▶ [RECORDS TO PROCESS]

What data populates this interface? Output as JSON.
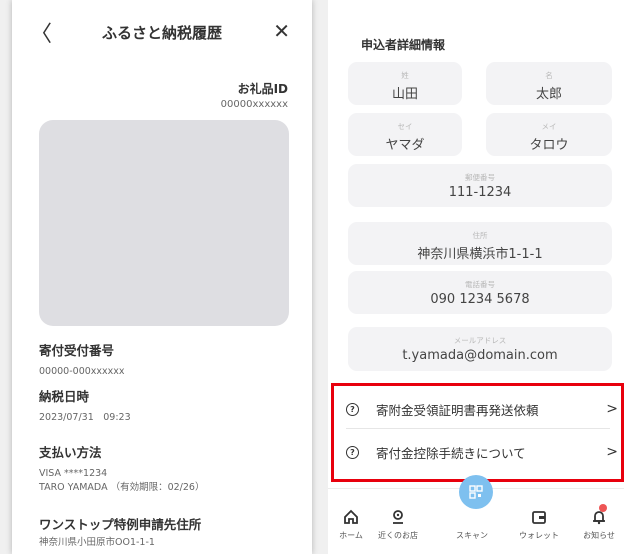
{
  "left": {
    "title": "ふるさと納税履歴",
    "back": "〈",
    "close": "✕",
    "gift_id_label": "お礼品ID",
    "gift_id_value": "00000xxxxxx",
    "donation_number_label": "寄付受付番号",
    "donation_number_value": "00000-000xxxxxx",
    "payment_date_label": "納税日時",
    "payment_date_value": "2023/07/31　09:23",
    "payment_method_label": "支払い方法",
    "payment_method_card": "VISA ****1234",
    "payment_method_holder": "TARO YAMADA （有効期限：02/26）",
    "onestop_label": "ワンストップ特例申請先住所",
    "onestop_value": "神奈川県小田原市OO1-1-1"
  },
  "right": {
    "section_title": "申込者詳細情報",
    "fields": {
      "sei": {
        "caption": "姓",
        "value": "山田"
      },
      "mei": {
        "caption": "名",
        "value": "太郎"
      },
      "sei_kana": {
        "caption": "セイ",
        "value": "ヤマダ"
      },
      "mei_kana": {
        "caption": "メイ",
        "value": "タロウ"
      },
      "zip": {
        "caption": "郵便番号",
        "value": "111-1234"
      },
      "address": {
        "caption": "住所",
        "value": "神奈川県横浜市1-1-1"
      },
      "tel": {
        "caption": "電話番号",
        "value": "090 1234 5678"
      },
      "email": {
        "caption": "メールアドレス",
        "value": "t.yamada@domain.com"
      }
    },
    "menu": [
      {
        "label": "寄附金受領証明書再発送依頼"
      },
      {
        "label": "寄付金控除手続きについて"
      }
    ]
  },
  "nav": {
    "home": "ホーム",
    "shop": "近くのお店",
    "scan": "スキャン",
    "wallet": "ウォレット",
    "news": "お知らせ"
  },
  "colors": {
    "highlight": "#e8000d",
    "scan_button": "#7ec0ef",
    "field_bg": "#f3f3f5",
    "image_placeholder": "#dedee2"
  }
}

▶ [WHAT YOU WILL DO]
Above are records with pictures; repeat the records exactly and leave the pictures out.

▶ [WORKED ANSWER]
What data populates this interface? Output as JSON.
{
  "left": {
    "title": "ふるさと納税履歴",
    "back": "〈",
    "close": "✕",
    "gift_id_label": "お礼品ID",
    "gift_id_value": "00000xxxxxx",
    "donation_number_label": "寄付受付番号",
    "donation_number_value": "00000-000xxxxxx",
    "payment_date_label": "納税日時",
    "payment_date_value": "2023/07/31　09:23",
    "payment_method_label": "支払い方法",
    "payment_method_card": "VISA ****1234",
    "payment_method_holder": "TARO YAMADA （有効期限：02/26）",
    "onestop_label": "ワンストップ特例申請先住所",
    "onestop_value": "神奈川県小田原市OO1-1-1"
  },
  "right": {
    "section_title": "申込者詳細情報",
    "fields": {
      "sei": {
        "caption": "姓",
        "value": "山田"
      },
      "mei": {
        "caption": "名",
        "value": "太郎"
      },
      "sei_kana": {
        "caption": "セイ",
        "value": "ヤマダ"
      },
      "mei_kana": {
        "caption": "メイ",
        "value": "タロウ"
      },
      "zip": {
        "caption": "郵便番号",
        "value": "111-1234"
      },
      "address": {
        "caption": "住所",
        "value": "神奈川県横浜市1-1-1"
      },
      "tel": {
        "caption": "電話番号",
        "value": "090 1234 5678"
      },
      "email": {
        "caption": "メールアドレス",
        "value": "t.yamada@domain.com"
      }
    },
    "menu": [
      {
        "label": "寄附金受領証明書再発送依頼"
      },
      {
        "label": "寄付金控除手続きについて"
      }
    ]
  },
  "nav": {
    "home": "ホーム",
    "shop": "近くのお店",
    "scan": "スキャン",
    "wallet": "ウォレット",
    "news": "お知らせ"
  },
  "colors": {
    "highlight": "#e8000d",
    "scan_button": "#7ec0ef",
    "field_bg": "#f3f3f5",
    "image_placeholder": "#dedee2"
  }
}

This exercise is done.